* START *

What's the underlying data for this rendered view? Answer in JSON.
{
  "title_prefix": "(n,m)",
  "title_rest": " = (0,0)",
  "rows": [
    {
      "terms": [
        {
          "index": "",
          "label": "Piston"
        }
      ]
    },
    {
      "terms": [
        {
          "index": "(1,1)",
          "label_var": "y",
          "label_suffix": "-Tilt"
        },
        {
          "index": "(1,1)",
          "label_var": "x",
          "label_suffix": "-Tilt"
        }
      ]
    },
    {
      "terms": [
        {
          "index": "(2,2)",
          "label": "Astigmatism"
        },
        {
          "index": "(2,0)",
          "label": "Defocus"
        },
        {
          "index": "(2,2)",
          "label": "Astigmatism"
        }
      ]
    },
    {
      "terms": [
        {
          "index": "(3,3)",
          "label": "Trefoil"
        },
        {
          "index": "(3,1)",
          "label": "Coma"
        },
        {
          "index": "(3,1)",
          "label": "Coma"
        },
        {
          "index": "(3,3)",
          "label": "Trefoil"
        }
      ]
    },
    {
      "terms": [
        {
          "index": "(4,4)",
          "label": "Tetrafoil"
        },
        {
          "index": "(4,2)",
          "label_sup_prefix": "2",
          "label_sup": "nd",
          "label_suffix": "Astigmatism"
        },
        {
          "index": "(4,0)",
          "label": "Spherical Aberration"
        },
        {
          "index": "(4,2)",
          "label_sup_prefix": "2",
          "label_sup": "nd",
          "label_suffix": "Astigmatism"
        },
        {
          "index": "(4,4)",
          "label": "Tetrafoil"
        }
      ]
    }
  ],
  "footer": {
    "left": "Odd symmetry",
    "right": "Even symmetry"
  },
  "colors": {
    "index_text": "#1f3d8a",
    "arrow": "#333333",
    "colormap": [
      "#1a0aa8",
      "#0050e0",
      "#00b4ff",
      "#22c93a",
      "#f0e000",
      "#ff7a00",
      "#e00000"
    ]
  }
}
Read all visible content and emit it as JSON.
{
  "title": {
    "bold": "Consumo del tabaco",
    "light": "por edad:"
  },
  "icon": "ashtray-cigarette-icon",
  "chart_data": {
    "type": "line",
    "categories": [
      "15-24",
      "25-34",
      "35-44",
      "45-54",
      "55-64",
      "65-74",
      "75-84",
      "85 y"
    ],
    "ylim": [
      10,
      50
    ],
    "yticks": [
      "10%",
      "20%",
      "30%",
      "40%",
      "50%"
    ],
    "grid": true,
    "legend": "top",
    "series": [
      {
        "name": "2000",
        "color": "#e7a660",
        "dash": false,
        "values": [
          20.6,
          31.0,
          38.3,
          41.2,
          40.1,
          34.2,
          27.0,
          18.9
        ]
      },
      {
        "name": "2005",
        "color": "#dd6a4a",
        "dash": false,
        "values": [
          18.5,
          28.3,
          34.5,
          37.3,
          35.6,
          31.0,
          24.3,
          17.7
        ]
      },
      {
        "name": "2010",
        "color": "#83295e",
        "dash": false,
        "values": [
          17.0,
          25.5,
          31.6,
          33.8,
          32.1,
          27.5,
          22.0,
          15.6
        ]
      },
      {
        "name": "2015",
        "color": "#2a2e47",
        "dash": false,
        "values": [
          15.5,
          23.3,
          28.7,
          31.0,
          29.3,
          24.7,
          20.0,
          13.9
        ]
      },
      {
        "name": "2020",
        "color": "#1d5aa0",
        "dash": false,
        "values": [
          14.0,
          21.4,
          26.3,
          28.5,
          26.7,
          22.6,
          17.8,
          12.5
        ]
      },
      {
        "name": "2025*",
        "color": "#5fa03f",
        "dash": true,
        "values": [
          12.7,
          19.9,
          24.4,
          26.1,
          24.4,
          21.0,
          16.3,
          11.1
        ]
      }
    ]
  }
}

* END *

Your task |
Every entry needs to be retyped exactly.

Result |
What's the underlying data for this rendered view? Answer in JSON.
{
  "title_prefix": "(n,m)",
  "title_rest": " = (0,0)",
  "rows": [
    {
      "terms": [
        {
          "index": "",
          "label": "Piston"
        }
      ]
    },
    {
      "terms": [
        {
          "index": "(1,1)",
          "label_var": "y",
          "label_suffix": "-Tilt"
        },
        {
          "index": "(1,1)",
          "label_var": "x",
          "label_suffix": "-Tilt"
        }
      ]
    },
    {
      "terms": [
        {
          "index": "(2,2)",
          "label": "Astigmatism"
        },
        {
          "index": "(2,0)",
          "label": "Defocus"
        },
        {
          "index": "(2,2)",
          "label": "Astigmatism"
        }
      ]
    },
    {
      "terms": [
        {
          "index": "(3,3)",
          "label": "Trefoil"
        },
        {
          "index": "(3,1)",
          "label": "Coma"
        },
        {
          "index": "(3,1)",
          "label": "Coma"
        },
        {
          "index": "(3,3)",
          "label": "Trefoil"
        }
      ]
    },
    {
      "terms": [
        {
          "index": "(4,4)",
          "label": "Tetrafoil"
        },
        {
          "index": "(4,2)",
          "label_sup_prefix": "2",
          "label_sup": "nd",
          "label_suffix": "Astigmatism"
        },
        {
          "index": "(4,0)",
          "label": "Spherical Aberration"
        },
        {
          "index": "(4,2)",
          "label_sup_prefix": "2",
          "label_sup": "nd",
          "label_suffix": "Astigmatism"
        },
        {
          "index": "(4,4)",
          "label": "Tetrafoil"
        }
      ]
    }
  ],
  "footer": {
    "left": "Odd symmetry",
    "right": "Even symmetry"
  },
  "colors": {
    "index_text": "#1f3d8a",
    "arrow": "#333333",
    "colormap": [
      "#1a0aa8",
      "#0050e0",
      "#00b4ff",
      "#22c93a",
      "#f0e000",
      "#ff7a00",
      "#e00000"
    ]
  }
}
Read all visible content and emit it as JSON.
{
  "title": {
    "bold": "Consumo del tabaco",
    "light": "por edad:"
  },
  "icon": "ashtray-cigarette-icon",
  "chart_data": {
    "type": "line",
    "categories": [
      "15-24",
      "25-34",
      "35-44",
      "45-54",
      "55-64",
      "65-74",
      "75-84",
      "85 y"
    ],
    "ylim": [
      10,
      50
    ],
    "yticks": [
      "10%",
      "20%",
      "30%",
      "40%",
      "50%"
    ],
    "grid": true,
    "legend": "top",
    "series": [
      {
        "name": "2000",
        "color": "#e7a660",
        "dash": false,
        "values": [
          20.6,
          31.0,
          38.3,
          41.2,
          40.1,
          34.2,
          27.0,
          18.9
        ]
      },
      {
        "name": "2005",
        "color": "#dd6a4a",
        "dash": false,
        "values": [
          18.5,
          28.3,
          34.5,
          37.3,
          35.6,
          31.0,
          24.3,
          17.7
        ]
      },
      {
        "name": "2010",
        "color": "#83295e",
        "dash": false,
        "values": [
          17.0,
          25.5,
          31.6,
          33.8,
          32.1,
          27.5,
          22.0,
          15.6
        ]
      },
      {
        "name": "2015",
        "color": "#2a2e47",
        "dash": false,
        "values": [
          15.5,
          23.3,
          28.7,
          31.0,
          29.3,
          24.7,
          20.0,
          13.9
        ]
      },
      {
        "name": "2020",
        "color": "#1d5aa0",
        "dash": false,
        "values": [
          14.0,
          21.4,
          26.3,
          28.5,
          26.7,
          22.6,
          17.8,
          12.5
        ]
      },
      {
        "name": "2025*",
        "color": "#5fa03f",
        "dash": true,
        "values": [
          12.7,
          19.9,
          24.4,
          26.1,
          24.4,
          21.0,
          16.3,
          11.1
        ]
      }
    ]
  }
}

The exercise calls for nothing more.